— start —
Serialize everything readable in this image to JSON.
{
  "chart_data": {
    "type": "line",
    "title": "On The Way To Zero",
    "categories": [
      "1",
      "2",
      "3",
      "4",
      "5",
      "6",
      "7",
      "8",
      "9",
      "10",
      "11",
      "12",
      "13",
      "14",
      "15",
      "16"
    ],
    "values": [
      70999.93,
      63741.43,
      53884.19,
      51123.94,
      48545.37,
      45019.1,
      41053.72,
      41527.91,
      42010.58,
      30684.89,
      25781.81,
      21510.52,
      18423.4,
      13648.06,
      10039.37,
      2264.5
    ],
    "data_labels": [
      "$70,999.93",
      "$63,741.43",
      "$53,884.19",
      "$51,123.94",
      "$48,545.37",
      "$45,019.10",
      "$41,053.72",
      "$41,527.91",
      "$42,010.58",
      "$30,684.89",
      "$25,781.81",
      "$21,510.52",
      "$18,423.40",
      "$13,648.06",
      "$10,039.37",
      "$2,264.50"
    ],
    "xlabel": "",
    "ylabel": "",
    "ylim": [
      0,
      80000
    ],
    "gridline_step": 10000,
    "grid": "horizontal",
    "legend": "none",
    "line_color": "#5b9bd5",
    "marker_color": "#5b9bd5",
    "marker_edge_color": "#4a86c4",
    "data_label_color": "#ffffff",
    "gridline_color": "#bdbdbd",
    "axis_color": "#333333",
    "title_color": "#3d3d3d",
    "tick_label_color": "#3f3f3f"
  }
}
— end —
• [REQUIREMENT]:
Extract the data exactly as given.

• [COMPLETE RESPONSE]:
Serialize everything readable in this image to JSON.
{
  "chart_data": {
    "type": "line",
    "title": "On The Way To Zero",
    "categories": [
      "1",
      "2",
      "3",
      "4",
      "5",
      "6",
      "7",
      "8",
      "9",
      "10",
      "11",
      "12",
      "13",
      "14",
      "15",
      "16"
    ],
    "values": [
      70999.93,
      63741.43,
      53884.19,
      51123.94,
      48545.37,
      45019.1,
      41053.72,
      41527.91,
      42010.58,
      30684.89,
      25781.81,
      21510.52,
      18423.4,
      13648.06,
      10039.37,
      2264.5
    ],
    "data_labels": [
      "$70,999.93",
      "$63,741.43",
      "$53,884.19",
      "$51,123.94",
      "$48,545.37",
      "$45,019.10",
      "$41,053.72",
      "$41,527.91",
      "$42,010.58",
      "$30,684.89",
      "$25,781.81",
      "$21,510.52",
      "$18,423.40",
      "$13,648.06",
      "$10,039.37",
      "$2,264.50"
    ],
    "xlabel": "",
    "ylabel": "",
    "ylim": [
      0,
      80000
    ],
    "gridline_step": 10000,
    "grid": "horizontal",
    "legend": "none",
    "line_color": "#5b9bd5",
    "marker_color": "#5b9bd5",
    "marker_edge_color": "#4a86c4",
    "data_label_color": "#ffffff",
    "gridline_color": "#bdbdbd",
    "axis_color": "#333333",
    "title_color": "#3d3d3d",
    "tick_label_color": "#3f3f3f"
  }
}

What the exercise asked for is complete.